** Start **

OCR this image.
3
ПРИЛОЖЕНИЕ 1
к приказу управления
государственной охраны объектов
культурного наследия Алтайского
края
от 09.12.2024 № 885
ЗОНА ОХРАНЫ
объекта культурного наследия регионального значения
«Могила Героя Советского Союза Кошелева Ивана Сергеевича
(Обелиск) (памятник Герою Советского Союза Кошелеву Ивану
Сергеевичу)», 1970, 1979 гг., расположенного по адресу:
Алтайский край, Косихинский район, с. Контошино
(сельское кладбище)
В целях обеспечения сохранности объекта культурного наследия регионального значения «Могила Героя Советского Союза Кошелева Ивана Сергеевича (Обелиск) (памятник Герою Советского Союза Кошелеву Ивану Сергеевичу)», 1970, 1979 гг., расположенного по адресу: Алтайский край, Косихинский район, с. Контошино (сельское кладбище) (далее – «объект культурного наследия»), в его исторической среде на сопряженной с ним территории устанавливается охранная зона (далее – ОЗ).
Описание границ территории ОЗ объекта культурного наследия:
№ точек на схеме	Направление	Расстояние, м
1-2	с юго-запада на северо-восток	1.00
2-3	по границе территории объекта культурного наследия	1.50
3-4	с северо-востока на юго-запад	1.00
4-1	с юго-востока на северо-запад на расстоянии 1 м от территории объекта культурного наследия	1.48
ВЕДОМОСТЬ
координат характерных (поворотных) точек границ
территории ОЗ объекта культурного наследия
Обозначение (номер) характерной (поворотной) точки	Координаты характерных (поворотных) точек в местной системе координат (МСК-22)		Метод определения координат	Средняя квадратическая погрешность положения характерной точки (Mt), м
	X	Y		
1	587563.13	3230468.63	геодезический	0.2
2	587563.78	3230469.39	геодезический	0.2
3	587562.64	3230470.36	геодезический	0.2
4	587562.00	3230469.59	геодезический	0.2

** End **

▸ **Do this**: Every line above should be printed again exactly as it stands.

▸ **Result for this task**:
OCR this image.
3
ПРИЛОЖЕНИЕ 1
к приказу управления
государственной охраны объектов
культурного наследия Алтайского
края
от 09.12.2024 № 885
ЗОНА ОХРАНЫ
объекта культурного наследия регионального значения
«Могила Героя Советского Союза Кошелева Ивана Сергеевича
(Обелиск) (памятник Герою Советского Союза Кошелеву Ивану
Сергеевичу)», 1970, 1979 гг., расположенного по адресу:
Алтайский край, Косихинский район, с. Контошино
(сельское кладбище)
В целях обеспечения сохранности объекта культурного наследия регионального значения «Могила Героя Советского Союза Кошелева Ивана Сергеевича (Обелиск) (памятник Герою Советского Союза Кошелеву Ивану Сергеевичу)», 1970, 1979 гг., расположенного по адресу: Алтайский край, Косихинский район, с. Контошино (сельское кладбище) (далее – «объект культурного наследия»), в его исторической среде на сопряженной с ним территории устанавливается охранная зона (далее – ОЗ).
Описание границ территории ОЗ объекта культурного наследия:
№ точек на схеме	Направление	Расстояние, м
1-2	с юго-запада на северо-восток	1.00
2-3	по границе территории объекта культурного наследия	1.50
3-4	с северо-востока на юго-запад	1.00
4-1	с юго-востока на северо-запад на расстоянии 1 м от территории объекта культурного наследия	1.48
ВЕДОМОСТЬ
координат характерных (поворотных) точек границ
территории ОЗ объекта культурного наследия
Обозначение (номер) характерной (поворотной) точки	Координаты характерных (поворотных) точек в местной системе координат (МСК-22)		Метод определения координат	Средняя квадратическая погрешность положения характерной точки (Mt), м
	X	Y		
1	587563.13	3230468.63	геодезический	0.2
2	587563.78	3230469.39	геодезический	0.2
3	587562.64	3230470.36	геодезический	0.2
4	587562.00	3230469.59	геодезический	0.2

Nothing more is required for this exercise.